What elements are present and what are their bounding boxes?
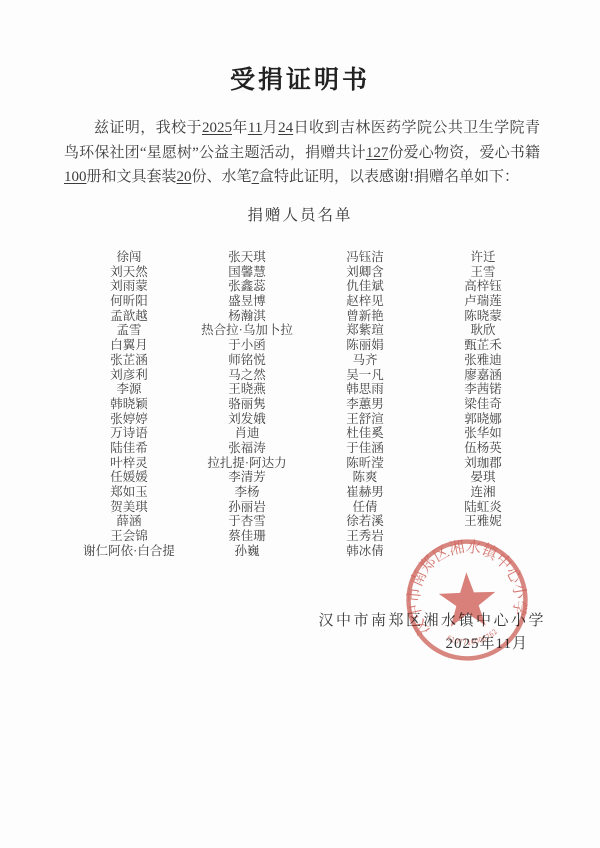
donor-name: 任倩 bbox=[306, 500, 424, 515]
donor-name: 马齐 bbox=[306, 353, 424, 368]
donor-name: 刘发娥 bbox=[188, 412, 306, 427]
donor-name: 师铭悦 bbox=[188, 353, 306, 368]
donor-name: 于佳涵 bbox=[306, 441, 424, 456]
donor-name: 孙巍 bbox=[188, 544, 306, 559]
donor-name: 甄芷禾 bbox=[424, 338, 542, 353]
certificate-paragraph: 兹证明，我校于2025年11月24日收到吉林医药学院公共卫生学院青鸟环保社团“星… bbox=[64, 116, 540, 190]
donor-name: 刘彦利 bbox=[70, 368, 188, 383]
donor-name: 肖迪 bbox=[188, 426, 306, 441]
donor-name: 晏琪 bbox=[424, 470, 542, 485]
paragraph-text: 年 bbox=[232, 120, 248, 136]
donor-name: 陆虹炎 bbox=[424, 500, 542, 515]
donor-name: 连湘 bbox=[424, 485, 542, 500]
paragraph-text: 盒特此证明，以表感谢!捐赠名单如下： bbox=[259, 169, 519, 185]
donor-name: 陈晓蒙 bbox=[424, 309, 542, 324]
donor-name: 任媛媛 bbox=[70, 470, 188, 485]
donor-name: 仇佳斌 bbox=[306, 279, 424, 294]
donor-name: 廖嘉涵 bbox=[424, 368, 542, 383]
donor-name: 贺美琪 bbox=[70, 500, 188, 515]
donor-name: 李蕙男 bbox=[306, 397, 424, 412]
donor-name: 孙丽岩 bbox=[188, 500, 306, 515]
certificate-title: 受捐证明书 bbox=[0, 60, 600, 96]
donor-name: 卢瑞莲 bbox=[424, 294, 542, 309]
donor-name: 于杏雪 bbox=[188, 514, 306, 529]
donor-name: 张芷涵 bbox=[70, 353, 188, 368]
donor-name: 吴一凡 bbox=[306, 368, 424, 383]
donor-name: 张福涛 bbox=[188, 441, 306, 456]
donor-name: 陆佳希 bbox=[70, 441, 188, 456]
donor-name: 王雅妮 bbox=[424, 514, 542, 529]
donor-list-title: 捐赠人员名单 bbox=[0, 203, 600, 225]
donor-name: 郑如玉 bbox=[70, 485, 188, 500]
donor-name: 李清芳 bbox=[188, 470, 306, 485]
donor-name: 骆丽隽 bbox=[188, 397, 306, 412]
donor-name: 刘天然 bbox=[70, 265, 188, 280]
donor-name: 陈昕滢 bbox=[306, 456, 424, 471]
donor-name: 王秀岩 bbox=[306, 529, 424, 544]
underlined-value: 127 bbox=[366, 145, 389, 161]
donor-name bbox=[424, 529, 542, 544]
donor-name: 白翼月 bbox=[70, 338, 188, 353]
donor-name: 许迁 bbox=[424, 250, 542, 265]
donor-name: 万诗语 bbox=[70, 426, 188, 441]
donor-name: 刘卿含 bbox=[306, 265, 424, 280]
donor-name: 谢仁阿依·白合提 bbox=[70, 544, 188, 559]
donor-name: 杨瀚淇 bbox=[188, 309, 306, 324]
signature-school: 汉中市南郑区湘水镇中心小学 bbox=[318, 609, 546, 630]
donor-name: 耿欣 bbox=[424, 323, 542, 338]
donor-name: 李茜锘 bbox=[424, 382, 542, 397]
donor-name: 韩冰倩 bbox=[306, 544, 424, 559]
donor-name: 国馨慧 bbox=[188, 265, 306, 280]
donor-name bbox=[424, 544, 542, 559]
donor-name: 孟雪 bbox=[70, 323, 188, 338]
donor-name: 热合拉·乌加卜拉 bbox=[188, 323, 306, 338]
donor-name: 张雅迪 bbox=[424, 353, 542, 368]
donor-name: 王雪 bbox=[424, 265, 542, 280]
donor-name: 徐闯 bbox=[70, 250, 188, 265]
donor-name: 曾新艳 bbox=[306, 309, 424, 324]
donor-name: 拉扎提·阿达力 bbox=[188, 456, 306, 471]
underlined-value: 2025 bbox=[202, 120, 232, 136]
donor-name: 张天琪 bbox=[188, 250, 306, 265]
donor-name: 郭晓娜 bbox=[424, 412, 542, 427]
paragraph-text: 兹证明，我校于 bbox=[94, 120, 202, 136]
donor-name: 孟歆越 bbox=[70, 309, 188, 324]
donor-name: 何昕阳 bbox=[70, 294, 188, 309]
donor-name: 韩思雨 bbox=[306, 382, 424, 397]
donor-name: 于小函 bbox=[188, 338, 306, 353]
donor-name: 郑紫瑄 bbox=[306, 323, 424, 338]
donor-name: 张鑫蕊 bbox=[188, 279, 306, 294]
donor-name: 刘珈郡 bbox=[424, 456, 542, 471]
donor-name: 薛涵 bbox=[70, 514, 188, 529]
donor-name: 高梓钰 bbox=[424, 279, 542, 294]
certificate-page: 受捐证明书 兹证明，我校于2025年11月24日收到吉林医药学院公共卫生学院青鸟… bbox=[0, 0, 600, 848]
donor-name: 李杨 bbox=[188, 485, 306, 500]
underlined-value: 100 bbox=[64, 169, 87, 185]
donor-name: 崔赫男 bbox=[306, 485, 424, 500]
donor-name: 李源 bbox=[70, 382, 188, 397]
donor-name: 盛昱博 bbox=[188, 294, 306, 309]
donor-name: 马之然 bbox=[188, 368, 306, 383]
donor-name: 伍杨英 bbox=[424, 441, 542, 456]
paragraph-text: 册和文具套装 bbox=[87, 169, 177, 185]
donor-name: 刘雨蒙 bbox=[70, 279, 188, 294]
donor-name: 杜佳奚 bbox=[306, 426, 424, 441]
donor-name: 蔡佳珊 bbox=[188, 529, 306, 544]
donor-name: 王晓燕 bbox=[188, 382, 306, 397]
donor-name: 陈丽娟 bbox=[306, 338, 424, 353]
donor-name: 冯钰洁 bbox=[306, 250, 424, 265]
donor-name: 王会锦 bbox=[70, 529, 188, 544]
donor-name: 张华如 bbox=[424, 426, 542, 441]
donor-name: 王舒渲 bbox=[306, 412, 424, 427]
donor-name: 梁佳奇 bbox=[424, 397, 542, 412]
donor-name: 张婷婷 bbox=[70, 412, 188, 427]
signature-date: 2025年11月 bbox=[446, 632, 528, 653]
donor-name: 徐若溪 bbox=[306, 514, 424, 529]
donor-grid: 徐闯张天琪冯钰洁许迁刘天然国馨慧刘卿含王雪刘雨蒙张鑫蕊仇佳斌高梓钰何昕阳盛昱博赵… bbox=[70, 250, 542, 558]
paragraph-text: 份爱心物资，爱心书籍 bbox=[388, 145, 540, 161]
donor-name: 赵梓见 bbox=[306, 294, 424, 309]
underlined-value: 11 bbox=[248, 120, 262, 136]
underlined-value: 20 bbox=[177, 169, 192, 185]
underlined-value: 24 bbox=[278, 120, 293, 136]
donor-name: 陈爽 bbox=[306, 470, 424, 485]
donor-name: 韩晓颖 bbox=[70, 397, 188, 412]
donor-name: 叶梓灵 bbox=[70, 456, 188, 471]
paragraph-text: 份、水笔 bbox=[192, 169, 252, 185]
paragraph-text: 月 bbox=[262, 120, 278, 136]
underlined-value: 7 bbox=[252, 169, 260, 185]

• • • •

→ WHAT IS REQUIRED
Extract every line of the data that contains the word "text".

→ TASK RESPONSE
paragraph-text: 年 bbox=[232, 120, 248, 136]
paragraph-text: 盒特此证明，以表感谢!捐赠名单如下： bbox=[259, 169, 519, 185]
paragraph-text: 兹证明，我校于 bbox=[94, 120, 202, 136]
paragraph-text: 册和文具套装 bbox=[87, 169, 177, 185]
paragraph-text: 份爱心物资，爱心书籍 bbox=[388, 145, 540, 161]
paragraph-text: 份、水笔 bbox=[192, 169, 252, 185]
paragraph-text: 月 bbox=[262, 120, 278, 136]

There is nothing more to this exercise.